**Halaman**:
Tidak hanya mentaatinya tapi juga sejuk mata suami memandangnya. Seorang wanita yang memelihara kemuliaannya, mengurus hartanya, menjaga kehormatan diri dan rahasia keluarganya serta mendidik anak-anaknya dengan kesabaran. Adapun diantara kewajiban suami adalah sebagai berikut,
- Nafkah
Suami berkewajiban menafkahi istrinya sebagai atsar (konsekuensi) dari akad nikah.
الرِّجَالُ قَوَّامُونَ عَلَى النِّسَاءِ بِمَا فَضَّلَ اللَّهُ بَعْضَهُمْ عَلَىٰ بَعْضٍ وَبِمَا أَنْفَقُوا مِنْ أَمْوَالِهِمْ ۚ
“Kaum laki-laki adalah pemimpin bagi kaum wanita, oleh karena Allah telah melebihkan sebagian mereka (laki-laki) atas sebagian yang lain (wanita), dan karena mereka (laki-laki) telah menafkahkan sebagian dari harta mereka. (An Nisa’ : 34)
Nafkah yang diberikan suami kepada istrinya, meliputi sandang, pangan dan tempat tinggal sesuai dengan kemampuannya. Allah Ta’ala berfirman.
ليُنْفِقْ ذُو سَعَةٍ مِنْ سَعَتِهِ وَمَنْ قُدِرَ عَلَيْهِ رِزْقُهُ فَلْيُنْفِقْ مِمَّا آتَاهُ اللَّهُ …
Hendaklah orang yang mampu memberi nafkah menurut kemampuannya. Dan orang yang disempitkan rezekinya hendaklah memberi nafkah dari harta yang diberikan Allah kepadanya... (At-Thalaq : 7)
Rasulullah n diantaranya memberikan sebagian rumusan, “Engkau memberinya makan sebagaimana engkau makan. Engkau memberinya pakaian sebagaimana engkau berpakaian ...” (HR. Abu Daud no. 2142).
- Mu’asyarah bil Ma’ruf
Keluarga merupakan sebuah organisasi kecil yang memiliki aturan dalam pengelolaannya. Karena itu, antara keduanya harus memperlakukan, mempergauli, menjaga dan merawat pasangannya secara ma’ruf. Sebagaimana perintah Allah Ta’ala,
وَعَاشِرُوهُنَّ بِالْمَعْرُوفِ فَإِنْ كَرِهْتُمُوهُنَّ فَعَسَى أَنْ تَكْرَهُوا شَيْئًا وَيَجْعَلَ اللَّهُ فِيهِ خَيْرًا كَثِيرًا
“Dan pergaulilah mereka secara patut! Jika kalian tidak menyukai mereka, (maka bersabarlah) karena mungkin kalian tidak menyukai sesuatu, padahal Allah menjadikan padanya kebaikan yang banyak.” (An-Nisaa’ : 19)

**Daftar entri**:
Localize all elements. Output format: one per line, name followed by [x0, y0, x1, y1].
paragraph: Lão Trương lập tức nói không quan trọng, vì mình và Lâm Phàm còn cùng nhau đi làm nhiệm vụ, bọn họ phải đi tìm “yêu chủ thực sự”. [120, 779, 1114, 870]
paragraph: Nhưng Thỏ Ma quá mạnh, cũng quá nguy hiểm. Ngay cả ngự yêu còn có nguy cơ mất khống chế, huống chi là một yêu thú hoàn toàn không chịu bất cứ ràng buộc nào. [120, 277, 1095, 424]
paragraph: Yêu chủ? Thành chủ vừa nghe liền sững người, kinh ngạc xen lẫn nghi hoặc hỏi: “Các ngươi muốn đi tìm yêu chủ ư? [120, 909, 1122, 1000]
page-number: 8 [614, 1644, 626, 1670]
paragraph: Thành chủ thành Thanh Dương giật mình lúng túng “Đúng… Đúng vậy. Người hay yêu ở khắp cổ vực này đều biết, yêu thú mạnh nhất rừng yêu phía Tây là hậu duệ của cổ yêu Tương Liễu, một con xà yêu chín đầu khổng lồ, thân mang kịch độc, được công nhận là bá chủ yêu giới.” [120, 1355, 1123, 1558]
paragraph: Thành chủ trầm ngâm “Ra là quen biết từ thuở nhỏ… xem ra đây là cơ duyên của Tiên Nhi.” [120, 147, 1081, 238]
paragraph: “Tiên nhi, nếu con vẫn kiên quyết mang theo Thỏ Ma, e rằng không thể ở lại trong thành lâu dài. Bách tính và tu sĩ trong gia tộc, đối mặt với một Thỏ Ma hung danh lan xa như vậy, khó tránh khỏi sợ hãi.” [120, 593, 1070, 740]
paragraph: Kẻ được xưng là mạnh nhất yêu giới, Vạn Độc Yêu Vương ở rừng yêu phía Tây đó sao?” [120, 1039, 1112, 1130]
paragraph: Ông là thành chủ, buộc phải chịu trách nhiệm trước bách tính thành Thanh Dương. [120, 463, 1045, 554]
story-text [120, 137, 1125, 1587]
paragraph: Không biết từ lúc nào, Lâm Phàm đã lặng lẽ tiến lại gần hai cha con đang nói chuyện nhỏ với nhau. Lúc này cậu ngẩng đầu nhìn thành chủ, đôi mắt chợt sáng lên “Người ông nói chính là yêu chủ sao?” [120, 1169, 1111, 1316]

**Permintaan A**: Perbarui entri mulai dari baris pertama daftar sampai baris yang memuat "paragraph: Nhưng Thỏ", termasuk baris itu, dengan mengganti "Lão Trương" menjadi "Lão Vương". Tuliskan hanya baris-baris tersebut, dan biarkan bagian lainnya tetap sama.
**Permintaan B**: Lanjutkan tulisan tentang kewajiban suami dari kalimat terakhirnya.

**Jawaban akhir A**:
Localize all elements. Output format: one per line, name followed by [x0, y0, x1, y1].
paragraph: Lão Vương lập tức nói không quan trọng, vì mình và Lâm Phàm còn cùng nhau đi làm nhiệm vụ, bọn họ phải đi tìm “yêu chủ thực sự”. [120, 779, 1114, 870]
paragraph: Nhưng Thỏ Ma quá mạnh, cũng quá nguy hiểm. Ngay cả ngự yêu còn có nguy cơ mất khống chế, huống chi là một yêu thú hoàn toàn không chịu bất cứ ràng buộc nào. [120, 277, 1095, 424]

**Jawaban akhir B**:
Al-Imam Ibnu Katsir rahimahullah menjelaskan,“Maknanya, perbaguslah ucapan kalian kepada istri-istri kalian, dan perindahlah perilaku dan penampilan kalian semampu kalian, sebagaimana kalian pun ingin diperlakukan demikian maka perlakukanlah mereka seperti itu.
Apabila para istri menaati Allah Ta’ala dan menaati suami-suami mereka, maka wajib bagi suami untuk membaguskan pergaulannya dengan istrinya, menahan dari memberikan gangguan/ menyakiti istrinya, dan memberikan nafkah sesuai dengan kelapangannya. (Tafsir Ath-Thabari, jil. 2, hal. 466).
Sehingga tidak dibenarkan seorang suami melakukan kesewenang-wenangan terhadap istrinya. Sebagaimna peringatan Rasulullah n,
وَلاَ تَضْرِبِ الْوَجْهَ وَلاَ تُقَبِّحْ وَلاَ تَهْجُرْ إِلاَّ فِى الْبَيْتِ
“Dan janganlah engkau memukul istrimu di wajahnya, dan jangan pula menjelek-jelekkannya serta jangan melakukan hajr (mendiamkan istri) selain di rumah” (HR. Abu Daud no. 2142).
- Ri’ayah, Himayah dan Ishlah
Sebagai seorang pemimpin dalam rumah tangganya, suami harus qowwam, yakni memiliki sifat ri’ayah (memberikan perhatian dan dukungan), himayah (memberikan perlindungan) dan ishlah (melakukan perbaikan dan pendidikan).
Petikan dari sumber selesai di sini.